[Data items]

################

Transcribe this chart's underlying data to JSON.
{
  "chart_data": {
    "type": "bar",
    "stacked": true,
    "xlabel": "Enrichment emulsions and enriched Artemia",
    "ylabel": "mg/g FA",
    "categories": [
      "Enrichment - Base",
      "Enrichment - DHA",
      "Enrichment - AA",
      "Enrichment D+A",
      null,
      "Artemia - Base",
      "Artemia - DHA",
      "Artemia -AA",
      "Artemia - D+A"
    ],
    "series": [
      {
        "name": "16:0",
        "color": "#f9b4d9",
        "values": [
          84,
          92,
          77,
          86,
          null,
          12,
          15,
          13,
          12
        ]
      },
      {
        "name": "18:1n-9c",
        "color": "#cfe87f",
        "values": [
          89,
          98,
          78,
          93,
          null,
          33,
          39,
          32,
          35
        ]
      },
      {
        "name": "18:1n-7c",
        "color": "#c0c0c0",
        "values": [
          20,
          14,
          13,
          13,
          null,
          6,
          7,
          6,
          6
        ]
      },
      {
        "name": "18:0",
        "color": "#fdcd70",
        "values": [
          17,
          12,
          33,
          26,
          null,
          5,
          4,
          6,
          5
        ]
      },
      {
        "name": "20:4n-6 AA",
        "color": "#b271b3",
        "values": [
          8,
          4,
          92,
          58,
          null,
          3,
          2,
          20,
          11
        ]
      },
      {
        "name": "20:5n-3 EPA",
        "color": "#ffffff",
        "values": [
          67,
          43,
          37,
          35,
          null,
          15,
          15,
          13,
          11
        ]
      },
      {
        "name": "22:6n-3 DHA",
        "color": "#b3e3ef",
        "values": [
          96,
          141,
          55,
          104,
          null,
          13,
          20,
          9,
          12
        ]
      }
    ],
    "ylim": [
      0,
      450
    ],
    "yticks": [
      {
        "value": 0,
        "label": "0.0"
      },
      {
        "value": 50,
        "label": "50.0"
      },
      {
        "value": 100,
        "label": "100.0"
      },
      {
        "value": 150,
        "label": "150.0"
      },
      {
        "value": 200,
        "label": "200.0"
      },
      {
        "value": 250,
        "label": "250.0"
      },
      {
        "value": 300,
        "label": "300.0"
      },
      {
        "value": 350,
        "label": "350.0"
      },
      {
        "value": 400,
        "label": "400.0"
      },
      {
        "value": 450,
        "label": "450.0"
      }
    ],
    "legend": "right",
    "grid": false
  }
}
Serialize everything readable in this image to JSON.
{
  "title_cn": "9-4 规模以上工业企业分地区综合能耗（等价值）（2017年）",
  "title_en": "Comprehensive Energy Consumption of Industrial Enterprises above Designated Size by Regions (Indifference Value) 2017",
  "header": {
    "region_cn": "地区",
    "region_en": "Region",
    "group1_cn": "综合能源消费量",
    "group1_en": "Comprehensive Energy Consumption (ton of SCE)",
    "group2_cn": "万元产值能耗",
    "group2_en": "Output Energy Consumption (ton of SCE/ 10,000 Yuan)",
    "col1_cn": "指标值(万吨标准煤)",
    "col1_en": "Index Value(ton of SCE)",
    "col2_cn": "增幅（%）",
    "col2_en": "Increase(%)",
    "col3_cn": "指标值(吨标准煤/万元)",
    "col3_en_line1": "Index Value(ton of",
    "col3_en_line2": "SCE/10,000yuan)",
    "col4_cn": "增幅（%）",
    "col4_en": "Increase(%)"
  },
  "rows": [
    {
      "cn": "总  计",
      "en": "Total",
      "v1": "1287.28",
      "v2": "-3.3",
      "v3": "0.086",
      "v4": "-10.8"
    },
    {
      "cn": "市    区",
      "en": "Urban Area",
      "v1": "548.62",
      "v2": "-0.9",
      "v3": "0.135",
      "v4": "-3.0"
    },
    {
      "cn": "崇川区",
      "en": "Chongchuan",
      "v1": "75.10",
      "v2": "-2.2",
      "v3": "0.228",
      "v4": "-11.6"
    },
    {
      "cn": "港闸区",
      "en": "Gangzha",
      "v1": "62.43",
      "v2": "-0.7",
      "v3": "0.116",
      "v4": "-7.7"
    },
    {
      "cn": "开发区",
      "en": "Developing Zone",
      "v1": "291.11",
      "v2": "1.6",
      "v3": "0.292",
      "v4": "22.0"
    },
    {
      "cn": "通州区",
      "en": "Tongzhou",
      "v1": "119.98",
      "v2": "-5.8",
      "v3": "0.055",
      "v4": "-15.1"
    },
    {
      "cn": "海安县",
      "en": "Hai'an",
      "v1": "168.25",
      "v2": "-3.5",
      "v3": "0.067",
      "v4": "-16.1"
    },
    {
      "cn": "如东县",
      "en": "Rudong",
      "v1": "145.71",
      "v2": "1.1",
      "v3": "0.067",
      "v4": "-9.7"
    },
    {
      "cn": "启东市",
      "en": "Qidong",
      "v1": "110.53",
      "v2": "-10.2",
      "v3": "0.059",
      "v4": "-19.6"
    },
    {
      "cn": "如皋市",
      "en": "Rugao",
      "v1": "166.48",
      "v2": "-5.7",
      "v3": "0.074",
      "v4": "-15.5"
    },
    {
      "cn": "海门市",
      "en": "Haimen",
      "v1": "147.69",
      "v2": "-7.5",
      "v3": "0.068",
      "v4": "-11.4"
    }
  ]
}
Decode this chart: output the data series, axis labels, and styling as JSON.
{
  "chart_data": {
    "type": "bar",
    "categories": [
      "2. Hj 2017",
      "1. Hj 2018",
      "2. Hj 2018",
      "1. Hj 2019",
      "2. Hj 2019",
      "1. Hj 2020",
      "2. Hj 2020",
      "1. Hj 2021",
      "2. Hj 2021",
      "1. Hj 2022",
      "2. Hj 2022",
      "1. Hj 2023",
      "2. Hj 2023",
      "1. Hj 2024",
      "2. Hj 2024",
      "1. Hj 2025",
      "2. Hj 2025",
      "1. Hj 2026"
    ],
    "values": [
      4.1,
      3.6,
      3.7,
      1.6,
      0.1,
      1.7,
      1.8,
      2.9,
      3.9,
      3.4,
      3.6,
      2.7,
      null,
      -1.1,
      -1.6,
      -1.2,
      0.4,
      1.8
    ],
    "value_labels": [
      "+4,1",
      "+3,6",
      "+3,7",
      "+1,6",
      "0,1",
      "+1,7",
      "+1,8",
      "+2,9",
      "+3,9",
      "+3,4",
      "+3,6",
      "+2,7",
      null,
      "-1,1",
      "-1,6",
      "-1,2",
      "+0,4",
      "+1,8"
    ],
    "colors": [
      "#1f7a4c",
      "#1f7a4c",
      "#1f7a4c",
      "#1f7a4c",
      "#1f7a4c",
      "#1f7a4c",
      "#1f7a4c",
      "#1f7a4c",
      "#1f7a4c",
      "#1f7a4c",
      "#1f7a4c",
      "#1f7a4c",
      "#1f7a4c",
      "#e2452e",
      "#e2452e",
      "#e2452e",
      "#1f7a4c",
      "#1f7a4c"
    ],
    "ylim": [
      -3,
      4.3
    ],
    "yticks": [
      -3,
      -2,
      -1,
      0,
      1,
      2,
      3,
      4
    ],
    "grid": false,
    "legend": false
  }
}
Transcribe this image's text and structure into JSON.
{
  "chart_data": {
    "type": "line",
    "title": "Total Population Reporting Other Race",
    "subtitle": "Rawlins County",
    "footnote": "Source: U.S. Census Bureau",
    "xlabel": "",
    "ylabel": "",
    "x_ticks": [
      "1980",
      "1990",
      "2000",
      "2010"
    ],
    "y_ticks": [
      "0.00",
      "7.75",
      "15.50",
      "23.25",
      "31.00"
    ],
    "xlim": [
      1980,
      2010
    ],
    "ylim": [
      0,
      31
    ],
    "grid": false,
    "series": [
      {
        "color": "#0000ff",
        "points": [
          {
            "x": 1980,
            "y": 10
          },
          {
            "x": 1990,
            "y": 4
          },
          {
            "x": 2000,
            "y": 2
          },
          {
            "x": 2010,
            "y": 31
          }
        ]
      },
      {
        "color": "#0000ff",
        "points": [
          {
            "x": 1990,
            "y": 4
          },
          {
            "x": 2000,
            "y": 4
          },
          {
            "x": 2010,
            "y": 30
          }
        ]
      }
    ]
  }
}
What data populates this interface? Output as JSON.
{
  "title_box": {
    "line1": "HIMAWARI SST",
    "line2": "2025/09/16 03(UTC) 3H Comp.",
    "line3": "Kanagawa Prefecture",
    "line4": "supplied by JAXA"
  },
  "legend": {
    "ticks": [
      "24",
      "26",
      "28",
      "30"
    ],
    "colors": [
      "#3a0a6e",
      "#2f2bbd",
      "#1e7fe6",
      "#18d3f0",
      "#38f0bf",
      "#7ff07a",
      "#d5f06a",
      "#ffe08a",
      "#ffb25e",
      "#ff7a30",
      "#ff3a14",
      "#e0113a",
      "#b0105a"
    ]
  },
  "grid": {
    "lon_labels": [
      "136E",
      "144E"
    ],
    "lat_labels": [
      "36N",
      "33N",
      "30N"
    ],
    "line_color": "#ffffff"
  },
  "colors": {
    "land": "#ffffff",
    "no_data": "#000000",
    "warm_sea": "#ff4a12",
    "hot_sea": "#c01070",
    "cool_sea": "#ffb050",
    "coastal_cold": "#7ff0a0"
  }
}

################

__WHAT YOU ARE ASKED TO DO__
Copy all lines from the material that hold "Total".

__ANSWER FOR THIS EXERCISE__
      "en": "Total",
    "title": "Total Population Reporting Other Race",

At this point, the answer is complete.